The exercise:
Set down every entry again word for word, please, but skip the pictures.

Extracted material:
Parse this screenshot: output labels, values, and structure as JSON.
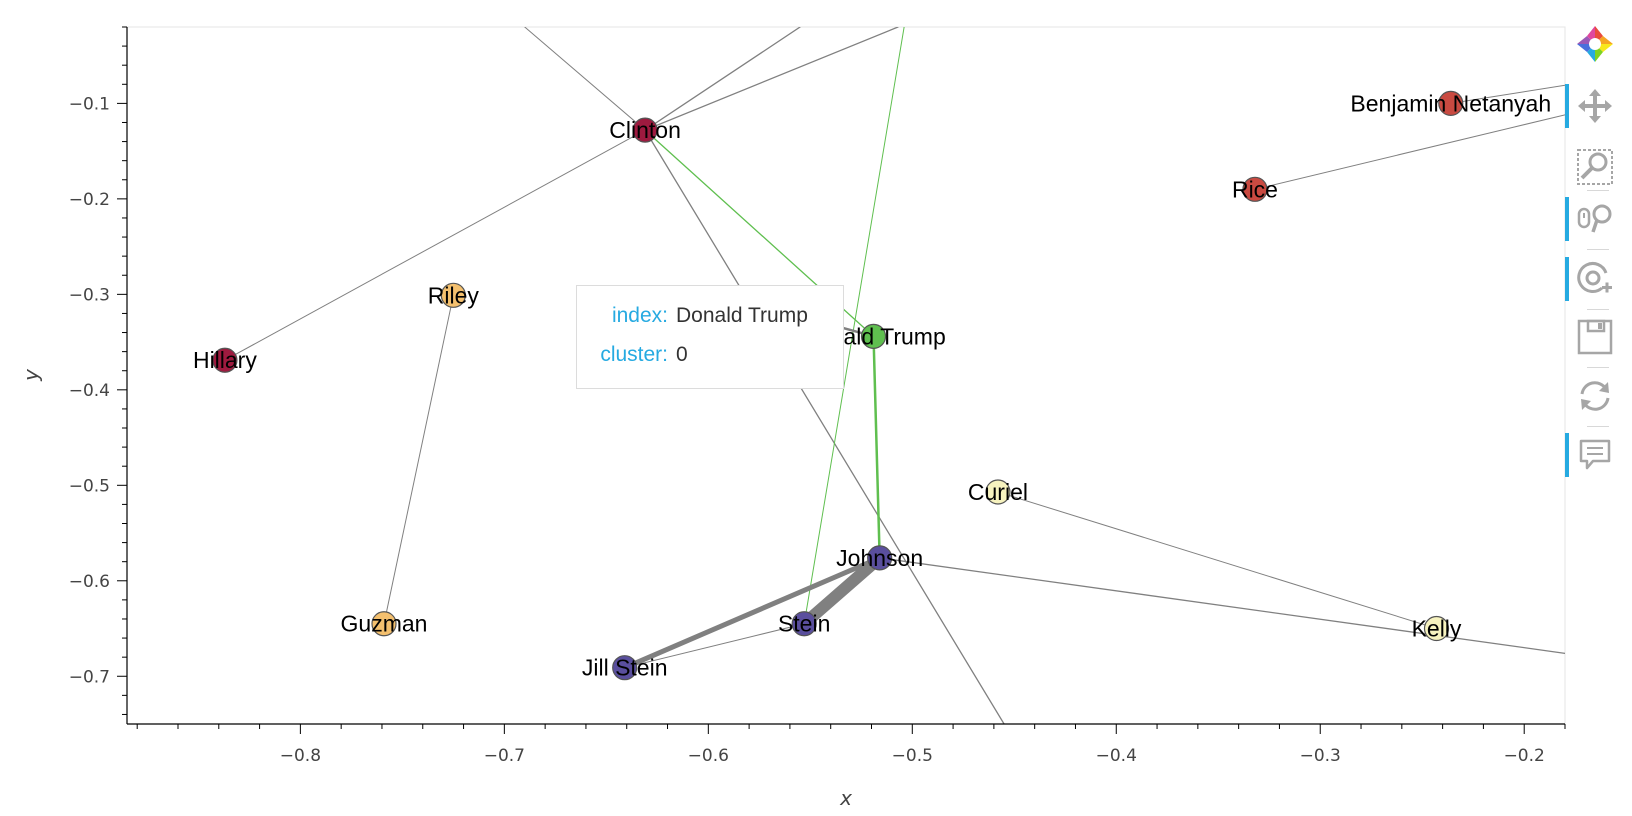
{
  "chart_data": {
    "type": "scatter",
    "subtype": "network-graph",
    "xlabel": "x",
    "ylabel": "y",
    "xlim": [
      -0.885,
      -0.18
    ],
    "ylim": [
      -0.75,
      -0.02
    ],
    "x_ticks": [
      -0.8,
      -0.7,
      -0.6,
      -0.5,
      -0.4,
      -0.3,
      -0.2
    ],
    "y_ticks": [
      -0.1,
      -0.2,
      -0.3,
      -0.4,
      -0.5,
      -0.6,
      -0.7
    ],
    "x_tick_labels": [
      "−0.8",
      "−0.7",
      "−0.6",
      "−0.5",
      "−0.4",
      "−0.3",
      "−0.2"
    ],
    "y_tick_labels": [
      "−0.1",
      "−0.2",
      "−0.3",
      "−0.4",
      "−0.5",
      "−0.6",
      "−0.7"
    ],
    "nodes": [
      {
        "label": "Clinton",
        "x": -0.631,
        "y": -0.128,
        "color": "#9e1a3f",
        "cluster": 1
      },
      {
        "label": "Benjamin Netanyahu",
        "display_label": "Benjamin Netanyah",
        "x": -0.236,
        "y": -0.1,
        "color": "#c94a41",
        "cluster": 2
      },
      {
        "label": "Rice",
        "x": -0.332,
        "y": -0.19,
        "color": "#c94a41",
        "cluster": 2
      },
      {
        "label": "Riley",
        "x": -0.725,
        "y": -0.301,
        "color": "#f4c06e",
        "cluster": 3
      },
      {
        "label": "Hillary",
        "x": -0.837,
        "y": -0.369,
        "color": "#9e1a3f",
        "cluster": 1
      },
      {
        "label": "Donald Trump",
        "display_label": "Donald Trump",
        "x": -0.519,
        "y": -0.344,
        "color": "#5fbf4f",
        "cluster": 0
      },
      {
        "label": "Curiel",
        "x": -0.458,
        "y": -0.507,
        "color": "#f7f3bf",
        "cluster": 4
      },
      {
        "label": "Johnson",
        "x": -0.516,
        "y": -0.576,
        "color": "#5a4f9e",
        "cluster": 5
      },
      {
        "label": "Stein",
        "x": -0.553,
        "y": -0.645,
        "color": "#5a4f9e",
        "cluster": 5
      },
      {
        "label": "Guzman",
        "x": -0.759,
        "y": -0.645,
        "color": "#f4c06e",
        "cluster": 3
      },
      {
        "label": "Jill Stein",
        "x": -0.641,
        "y": -0.691,
        "color": "#5a4f9e",
        "cluster": 5
      },
      {
        "label": "Kelly",
        "x": -0.243,
        "y": -0.65,
        "color": "#f7f3bf",
        "cluster": 4
      }
    ],
    "edges": [
      {
        "source": "Hillary",
        "target": "Clinton",
        "color": "#808080",
        "weight": 1
      },
      {
        "source": "Clinton",
        "target_point": [
          -0.69,
          -0.02
        ],
        "color": "#808080",
        "weight": 1
      },
      {
        "source": "Clinton",
        "target_point": [
          -0.555,
          -0.02
        ],
        "color": "#808080",
        "weight": 1.3
      },
      {
        "source": "Clinton",
        "target_point": [
          -0.507,
          -0.02
        ],
        "color": "#808080",
        "weight": 1.3
      },
      {
        "source": "Clinton",
        "target_point": [
          -0.455,
          -0.75
        ],
        "color": "#808080",
        "weight": 1.3
      },
      {
        "source": "Clinton",
        "target": "Donald Trump",
        "color": "#5fbf4f",
        "weight": 1.3
      },
      {
        "source": "Donald Trump",
        "target": "Johnson",
        "color": "#5fbf4f",
        "weight": 2.5
      },
      {
        "source": "Stein",
        "target_point": [
          -0.504,
          -0.02
        ],
        "color": "#5fbf4f",
        "weight": 1
      },
      {
        "source": "Donald Trump",
        "target_point": [
          -0.56,
          -0.32
        ],
        "color": "#808080",
        "weight": 2.5
      },
      {
        "source": "Johnson",
        "target": "Stein",
        "color": "#808080",
        "weight": 12
      },
      {
        "source": "Johnson",
        "target": "Jill Stein",
        "color": "#808080",
        "weight": 5
      },
      {
        "source": "Jill Stein",
        "target": "Stein",
        "color": "#808080",
        "weight": 1
      },
      {
        "source": "Johnson",
        "target_point": [
          -0.18,
          -0.676
        ],
        "color": "#808080",
        "weight": 1.3
      },
      {
        "source": "Curiel",
        "target": "Kelly",
        "color": "#808080",
        "weight": 1
      },
      {
        "source": "Riley",
        "target": "Guzman",
        "color": "#808080",
        "weight": 1
      },
      {
        "source": "Rice",
        "target_point": [
          -0.18,
          -0.112
        ],
        "color": "#808080",
        "weight": 1
      },
      {
        "source": "Benjamin Netanyahu",
        "target_point": [
          -0.18,
          -0.081
        ],
        "color": "#808080",
        "weight": 1
      }
    ]
  },
  "tooltip": {
    "index_key": "index:",
    "index_value": "Donald Trump",
    "cluster_key": "cluster:",
    "cluster_value": "0",
    "key_color": "#26aae1"
  },
  "toolbar": {
    "tools": [
      {
        "name": "bokeh-logo",
        "icon": "bokeh-logo-icon",
        "active": false
      },
      {
        "name": "pan",
        "icon": "pan-icon",
        "active": true
      },
      {
        "name": "box-zoom",
        "icon": "box-zoom-icon",
        "active": false
      },
      {
        "name": "wheel-zoom",
        "icon": "wheel-zoom-icon",
        "active": true
      },
      {
        "name": "zoom-in",
        "icon": "zoom-in-icon",
        "active": true
      },
      {
        "name": "save",
        "icon": "save-icon",
        "active": false
      },
      {
        "name": "reset",
        "icon": "reset-icon",
        "active": false
      },
      {
        "name": "hover",
        "icon": "hover-icon",
        "active": true
      }
    ]
  }
}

Problem solution:
Parse this screenshot: output labels, values, and structure as JSON.
{
  "chart_data": {
    "type": "scatter",
    "subtype": "network-graph",
    "xlabel": "x",
    "ylabel": "y",
    "xlim": [
      -0.885,
      -0.18
    ],
    "ylim": [
      -0.75,
      -0.02
    ],
    "x_ticks": [
      -0.8,
      -0.7,
      -0.6,
      -0.5,
      -0.4,
      -0.3,
      -0.2
    ],
    "y_ticks": [
      -0.1,
      -0.2,
      -0.3,
      -0.4,
      -0.5,
      -0.6,
      -0.7
    ],
    "x_tick_labels": [
      "−0.8",
      "−0.7",
      "−0.6",
      "−0.5",
      "−0.4",
      "−0.3",
      "−0.2"
    ],
    "y_tick_labels": [
      "−0.1",
      "−0.2",
      "−0.3",
      "−0.4",
      "−0.5",
      "−0.6",
      "−0.7"
    ],
    "nodes": [
      {
        "label": "Clinton",
        "x": -0.631,
        "y": -0.128,
        "color": "#9e1a3f",
        "cluster": 1
      },
      {
        "label": "Benjamin Netanyahu",
        "display_label": "Benjamin Netanyah",
        "x": -0.236,
        "y": -0.1,
        "color": "#c94a41",
        "cluster": 2
      },
      {
        "label": "Rice",
        "x": -0.332,
        "y": -0.19,
        "color": "#c94a41",
        "cluster": 2
      },
      {
        "label": "Riley",
        "x": -0.725,
        "y": -0.301,
        "color": "#f4c06e",
        "cluster": 3
      },
      {
        "label": "Hillary",
        "x": -0.837,
        "y": -0.369,
        "color": "#9e1a3f",
        "cluster": 1
      },
      {
        "label": "Donald Trump",
        "display_label": "Donald Trump",
        "x": -0.519,
        "y": -0.344,
        "color": "#5fbf4f",
        "cluster": 0
      },
      {
        "label": "Curiel",
        "x": -0.458,
        "y": -0.507,
        "color": "#f7f3bf",
        "cluster": 4
      },
      {
        "label": "Johnson",
        "x": -0.516,
        "y": -0.576,
        "color": "#5a4f9e",
        "cluster": 5
      },
      {
        "label": "Stein",
        "x": -0.553,
        "y": -0.645,
        "color": "#5a4f9e",
        "cluster": 5
      },
      {
        "label": "Guzman",
        "x": -0.759,
        "y": -0.645,
        "color": "#f4c06e",
        "cluster": 3
      },
      {
        "label": "Jill Stein",
        "x": -0.641,
        "y": -0.691,
        "color": "#5a4f9e",
        "cluster": 5
      },
      {
        "label": "Kelly",
        "x": -0.243,
        "y": -0.65,
        "color": "#f7f3bf",
        "cluster": 4
      }
    ],
    "edges": [
      {
        "source": "Hillary",
        "target": "Clinton",
        "color": "#808080",
        "weight": 1
      },
      {
        "source": "Clinton",
        "target_point": [
          -0.69,
          -0.02
        ],
        "color": "#808080",
        "weight": 1
      },
      {
        "source": "Clinton",
        "target_point": [
          -0.555,
          -0.02
        ],
        "color": "#808080",
        "weight": 1.3
      },
      {
        "source": "Clinton",
        "target_point": [
          -0.507,
          -0.02
        ],
        "color": "#808080",
        "weight": 1.3
      },
      {
        "source": "Clinton",
        "target_point": [
          -0.455,
          -0.75
        ],
        "color": "#808080",
        "weight": 1.3
      },
      {
        "source": "Clinton",
        "target": "Donald Trump",
        "color": "#5fbf4f",
        "weight": 1.3
      },
      {
        "source": "Donald Trump",
        "target": "Johnson",
        "color": "#5fbf4f",
        "weight": 2.5
      },
      {
        "source": "Stein",
        "target_point": [
          -0.504,
          -0.02
        ],
        "color": "#5fbf4f",
        "weight": 1
      },
      {
        "source": "Donald Trump",
        "target_point": [
          -0.56,
          -0.32
        ],
        "color": "#808080",
        "weight": 2.5
      },
      {
        "source": "Johnson",
        "target": "Stein",
        "color": "#808080",
        "weight": 12
      },
      {
        "source": "Johnson",
        "target": "Jill Stein",
        "color": "#808080",
        "weight": 5
      },
      {
        "source": "Jill Stein",
        "target": "Stein",
        "color": "#808080",
        "weight": 1
      },
      {
        "source": "Johnson",
        "target_point": [
          -0.18,
          -0.676
        ],
        "color": "#808080",
        "weight": 1.3
      },
      {
        "source": "Curiel",
        "target": "Kelly",
        "color": "#808080",
        "weight": 1
      },
      {
        "source": "Riley",
        "target": "Guzman",
        "color": "#808080",
        "weight": 1
      },
      {
        "source": "Rice",
        "target_point": [
          -0.18,
          -0.112
        ],
        "color": "#808080",
        "weight": 1
      },
      {
        "source": "Benjamin Netanyahu",
        "target_point": [
          -0.18,
          -0.081
        ],
        "color": "#808080",
        "weight": 1
      }
    ]
  },
  "tooltip": {
    "index_key": "index:",
    "index_value": "Donald Trump",
    "cluster_key": "cluster:",
    "cluster_value": "0",
    "key_color": "#26aae1"
  },
  "toolbar": {
    "tools": [
      {
        "name": "bokeh-logo",
        "icon": "bokeh-logo-icon",
        "active": false
      },
      {
        "name": "pan",
        "icon": "pan-icon",
        "active": true
      },
      {
        "name": "box-zoom",
        "icon": "box-zoom-icon",
        "active": false
      },
      {
        "name": "wheel-zoom",
        "icon": "wheel-zoom-icon",
        "active": true
      },
      {
        "name": "zoom-in",
        "icon": "zoom-in-icon",
        "active": true
      },
      {
        "name": "save",
        "icon": "save-icon",
        "active": false
      },
      {
        "name": "reset",
        "icon": "reset-icon",
        "active": false
      },
      {
        "name": "hover",
        "icon": "hover-icon",
        "active": true
      }
    ]
  }
}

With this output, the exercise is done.